##### Data supplied #####

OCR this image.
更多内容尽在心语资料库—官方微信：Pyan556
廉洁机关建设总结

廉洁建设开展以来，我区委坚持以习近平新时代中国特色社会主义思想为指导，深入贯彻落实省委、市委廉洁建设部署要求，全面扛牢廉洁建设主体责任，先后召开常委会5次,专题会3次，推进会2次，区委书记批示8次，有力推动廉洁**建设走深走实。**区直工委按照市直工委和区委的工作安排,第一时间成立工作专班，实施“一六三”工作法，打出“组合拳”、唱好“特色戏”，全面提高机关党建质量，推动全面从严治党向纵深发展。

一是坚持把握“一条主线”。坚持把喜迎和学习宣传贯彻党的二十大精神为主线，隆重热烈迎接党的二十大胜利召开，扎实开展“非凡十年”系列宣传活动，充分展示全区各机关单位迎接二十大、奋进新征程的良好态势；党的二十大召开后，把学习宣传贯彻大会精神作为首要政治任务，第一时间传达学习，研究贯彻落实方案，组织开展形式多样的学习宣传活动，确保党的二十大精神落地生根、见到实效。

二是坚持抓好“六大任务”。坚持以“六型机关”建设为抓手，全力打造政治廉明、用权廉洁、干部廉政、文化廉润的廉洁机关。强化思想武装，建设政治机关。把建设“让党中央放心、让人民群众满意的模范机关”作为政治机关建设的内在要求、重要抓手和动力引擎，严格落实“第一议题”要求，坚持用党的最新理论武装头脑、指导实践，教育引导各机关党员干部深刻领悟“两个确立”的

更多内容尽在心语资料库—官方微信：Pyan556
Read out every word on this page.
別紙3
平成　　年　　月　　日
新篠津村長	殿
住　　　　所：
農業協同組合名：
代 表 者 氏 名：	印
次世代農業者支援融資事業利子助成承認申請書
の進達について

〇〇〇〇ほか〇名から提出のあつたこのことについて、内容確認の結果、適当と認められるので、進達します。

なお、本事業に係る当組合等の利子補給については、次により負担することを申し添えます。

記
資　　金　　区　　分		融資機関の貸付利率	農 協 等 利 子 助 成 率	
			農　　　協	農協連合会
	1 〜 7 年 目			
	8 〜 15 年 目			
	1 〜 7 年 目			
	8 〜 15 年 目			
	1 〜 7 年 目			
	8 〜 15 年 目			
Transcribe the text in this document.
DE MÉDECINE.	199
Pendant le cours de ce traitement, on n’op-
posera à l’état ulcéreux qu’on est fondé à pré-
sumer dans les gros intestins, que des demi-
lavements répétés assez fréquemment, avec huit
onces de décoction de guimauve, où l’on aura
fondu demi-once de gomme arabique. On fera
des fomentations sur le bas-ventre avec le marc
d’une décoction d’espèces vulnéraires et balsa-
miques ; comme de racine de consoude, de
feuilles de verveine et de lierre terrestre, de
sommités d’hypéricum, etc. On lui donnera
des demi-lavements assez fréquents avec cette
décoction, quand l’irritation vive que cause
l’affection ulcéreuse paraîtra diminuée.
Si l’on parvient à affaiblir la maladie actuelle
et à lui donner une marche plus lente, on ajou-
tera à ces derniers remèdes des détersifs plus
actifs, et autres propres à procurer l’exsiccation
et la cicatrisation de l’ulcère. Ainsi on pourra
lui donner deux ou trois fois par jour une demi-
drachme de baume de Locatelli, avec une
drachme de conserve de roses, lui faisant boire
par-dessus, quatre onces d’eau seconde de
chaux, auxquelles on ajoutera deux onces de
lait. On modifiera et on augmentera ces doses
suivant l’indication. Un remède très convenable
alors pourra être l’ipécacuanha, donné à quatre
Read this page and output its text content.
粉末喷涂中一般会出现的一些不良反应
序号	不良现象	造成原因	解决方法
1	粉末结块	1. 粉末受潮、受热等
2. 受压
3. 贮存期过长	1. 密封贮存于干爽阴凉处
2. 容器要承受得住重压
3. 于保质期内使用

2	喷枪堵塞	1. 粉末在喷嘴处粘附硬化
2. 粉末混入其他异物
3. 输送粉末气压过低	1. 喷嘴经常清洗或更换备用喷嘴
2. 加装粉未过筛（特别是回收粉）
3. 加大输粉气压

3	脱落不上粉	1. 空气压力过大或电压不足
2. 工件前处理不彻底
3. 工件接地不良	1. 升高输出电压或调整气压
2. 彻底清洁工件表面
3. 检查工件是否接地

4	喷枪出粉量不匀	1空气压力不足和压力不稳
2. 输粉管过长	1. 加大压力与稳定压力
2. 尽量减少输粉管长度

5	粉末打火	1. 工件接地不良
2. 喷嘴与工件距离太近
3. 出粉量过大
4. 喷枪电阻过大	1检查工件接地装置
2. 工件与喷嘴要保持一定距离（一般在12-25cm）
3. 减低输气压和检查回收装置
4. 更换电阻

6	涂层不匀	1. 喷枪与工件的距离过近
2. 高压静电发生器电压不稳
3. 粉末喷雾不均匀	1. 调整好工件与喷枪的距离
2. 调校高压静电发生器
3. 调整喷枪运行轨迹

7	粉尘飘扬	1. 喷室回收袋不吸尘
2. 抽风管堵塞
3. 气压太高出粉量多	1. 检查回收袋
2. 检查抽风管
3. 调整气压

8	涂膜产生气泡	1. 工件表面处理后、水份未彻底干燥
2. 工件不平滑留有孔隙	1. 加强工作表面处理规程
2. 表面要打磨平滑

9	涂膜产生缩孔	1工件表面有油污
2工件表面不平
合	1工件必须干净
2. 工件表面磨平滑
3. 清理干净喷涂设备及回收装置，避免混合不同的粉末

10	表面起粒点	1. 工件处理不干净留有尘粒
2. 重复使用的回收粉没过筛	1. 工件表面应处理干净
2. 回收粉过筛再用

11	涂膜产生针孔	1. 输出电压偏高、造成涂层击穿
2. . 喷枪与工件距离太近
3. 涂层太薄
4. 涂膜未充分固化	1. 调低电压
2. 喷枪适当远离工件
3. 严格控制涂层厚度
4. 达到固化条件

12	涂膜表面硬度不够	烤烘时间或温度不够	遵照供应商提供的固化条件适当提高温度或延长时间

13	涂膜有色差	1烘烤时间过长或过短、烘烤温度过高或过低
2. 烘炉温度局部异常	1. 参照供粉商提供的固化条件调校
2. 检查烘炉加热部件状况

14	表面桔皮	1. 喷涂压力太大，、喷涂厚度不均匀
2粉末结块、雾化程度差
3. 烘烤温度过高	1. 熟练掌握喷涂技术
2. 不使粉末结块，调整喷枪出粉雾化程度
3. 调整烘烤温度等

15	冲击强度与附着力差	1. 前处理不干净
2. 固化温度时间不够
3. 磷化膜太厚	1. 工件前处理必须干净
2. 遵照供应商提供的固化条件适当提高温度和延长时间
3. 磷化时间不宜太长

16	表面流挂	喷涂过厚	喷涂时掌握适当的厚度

#####

(What is expected)
Would you copy out each line exactly as written?

(Response)
OCR this image.
更多内容尽在心语资料库—官方微信：Pyan556
廉洁机关建设总结

廉洁建设开展以来，我区委坚持以习近平新时代中国特色社会主义思想为指导，深入贯彻落实省委、市委廉洁建设部署要求，全面扛牢廉洁建设主体责任，先后召开常委会5次,专题会3次，推进会2次，区委书记批示8次，有力推动廉洁**建设走深走实。**区直工委按照市直工委和区委的工作安排,第一时间成立工作专班，实施“一六三”工作法，打出“组合拳”、唱好“特色戏”，全面提高机关党建质量，推动全面从严治党向纵深发展。

一是坚持把握“一条主线”。坚持把喜迎和学习宣传贯彻党的二十大精神为主线，隆重热烈迎接党的二十大胜利召开，扎实开展“非凡十年”系列宣传活动，充分展示全区各机关单位迎接二十大、奋进新征程的良好态势；党的二十大召开后，把学习宣传贯彻大会精神作为首要政治任务，第一时间传达学习，研究贯彻落实方案，组织开展形式多样的学习宣传活动，确保党的二十大精神落地生根、见到实效。

二是坚持抓好“六大任务”。坚持以“六型机关”建设为抓手，全力打造政治廉明、用权廉洁、干部廉政、文化廉润的廉洁机关。强化思想武装，建设政治机关。把建设“让党中央放心、让人民群众满意的模范机关”作为政治机关建设的内在要求、重要抓手和动力引擎，严格落实“第一议题”要求，坚持用党的最新理论武装头脑、指导实践，教育引导各机关党员干部深刻领悟“两个确立”的

更多内容尽在心语资料库—官方微信：Pyan556
Read out every word on this page.
別紙3
平成　　年　　月　　日
新篠津村長	殿
住　　　　所：
農業協同組合名：
代 表 者 氏 名：	印
次世代農業者支援融資事業利子助成承認申請書
の進達について

〇〇〇〇ほか〇名から提出のあつたこのことについて、内容確認の結果、適当と認められるので、進達します。

なお、本事業に係る当組合等の利子補給については、次により負担することを申し添えます。

記
資　　金　　区　　分		融資機関の貸付利率	農 協 等 利 子 助 成 率	
			農　　　協	農協連合会
	1 〜 7 年 目			
	8 〜 15 年 目			
	1 〜 7 年 目			
	8 〜 15 年 目			
	1 〜 7 年 目			
	8 〜 15 年 目			
Transcribe the text in this document.
DE MÉDECINE.	199
Pendant le cours de ce traitement, on n’op-
posera à l’état ulcéreux qu’on est fondé à pré-
sumer dans les gros intestins, que des demi-
lavements répétés assez fréquemment, avec huit
onces de décoction de guimauve, où l’on aura
fondu demi-once de gomme arabique. On fera
des fomentations sur le bas-ventre avec le marc
d’une décoction d’espèces vulnéraires et balsa-
miques ; comme de racine de consoude, de
feuilles de verveine et de lierre terrestre, de
sommités d’hypéricum, etc. On lui donnera
des demi-lavements assez fréquents avec cette
décoction, quand l’irritation vive que cause
l’affection ulcéreuse paraîtra diminuée.
Si l’on parvient à affaiblir la maladie actuelle
et à lui donner une marche plus lente, on ajou-
tera à ces derniers remèdes des détersifs plus
actifs, et autres propres à procurer l’exsiccation
et la cicatrisation de l’ulcère. Ainsi on pourra
lui donner deux ou trois fois par jour une demi-
drachme de baume de Locatelli, avec une
drachme de conserve de roses, lui faisant boire
par-dessus, quatre onces d’eau seconde de
chaux, auxquelles on ajoutera deux onces de
lait. On modifiera et on augmentera ces doses
suivant l’indication. Un remède très convenable
alors pourra être l’ipécacuanha, donné à quatre
Read this page and output its text content.
粉末喷涂中一般会出现的一些不良反应
序号	不良现象	造成原因	解决方法
1	粉末结块	1. 粉末受潮、受热等
2. 受压
3. 贮存期过长	1. 密封贮存于干爽阴凉处
2. 容器要承受得住重压
3. 于保质期内使用

2	喷枪堵塞	1. 粉末在喷嘴处粘附硬化
2. 粉末混入其他异物
3. 输送粉末气压过低	1. 喷嘴经常清洗或更换备用喷嘴
2. 加装粉未过筛（特别是回收粉）
3. 加大输粉气压

3	脱落不上粉	1. 空气压力过大或电压不足
2. 工件前处理不彻底
3. 工件接地不良	1. 升高输出电压或调整气压
2. 彻底清洁工件表面
3. 检查工件是否接地

4	喷枪出粉量不匀	1空气压力不足和压力不稳
2. 输粉管过长	1. 加大压力与稳定压力
2. 尽量减少输粉管长度

5	粉末打火	1. 工件接地不良
2. 喷嘴与工件距离太近
3. 出粉量过大
4. 喷枪电阻过大	1检查工件接地装置
2. 工件与喷嘴要保持一定距离（一般在12-25cm）
3. 减低输气压和检查回收装置
4. 更换电阻

6	涂层不匀	1. 喷枪与工件的距离过近
2. 高压静电发生器电压不稳
3. 粉末喷雾不均匀	1. 调整好工件与喷枪的距离
2. 调校高压静电发生器
3. 调整喷枪运行轨迹

7	粉尘飘扬	1. 喷室回收袋不吸尘
2. 抽风管堵塞
3. 气压太高出粉量多	1. 检查回收袋
2. 检查抽风管
3. 调整气压

8	涂膜产生气泡	1. 工件表面处理后、水份未彻底干燥
2. 工件不平滑留有孔隙	1. 加强工作表面处理规程
2. 表面要打磨平滑

9	涂膜产生缩孔	1工件表面有油污
2工件表面不平
合	1工件必须干净
2. 工件表面磨平滑
3. 清理干净喷涂设备及回收装置，避免混合不同的粉末

10	表面起粒点	1. 工件处理不干净留有尘粒
2. 重复使用的回收粉没过筛	1. 工件表面应处理干净
2. 回收粉过筛再用

11	涂膜产生针孔	1. 输出电压偏高、造成涂层击穿
2. . 喷枪与工件距离太近
3. 涂层太薄
4. 涂膜未充分固化	1. 调低电压
2. 喷枪适当远离工件
3. 严格控制涂层厚度
4. 达到固化条件

12	涂膜表面硬度不够	烤烘时间或温度不够	遵照供应商提供的固化条件适当提高温度或延长时间

13	涂膜有色差	1烘烤时间过长或过短、烘烤温度过高或过低
2. 烘炉温度局部异常	1. 参照供粉商提供的固化条件调校
2. 检查烘炉加热部件状况

14	表面桔皮	1. 喷涂压力太大，、喷涂厚度不均匀
2粉末结块、雾化程度差
3. 烘烤温度过高	1. 熟练掌握喷涂技术
2. 不使粉末结块，调整喷枪出粉雾化程度
3. 调整烘烤温度等

15	冲击强度与附着力差	1. 前处理不干净
2. 固化温度时间不够
3. 磷化膜太厚	1. 工件前处理必须干净
2. 遵照供应商提供的固化条件适当提高温度和延长时间
3. 磷化时间不宜太长

16	表面流挂	喷涂过厚	喷涂时掌握适当的厚度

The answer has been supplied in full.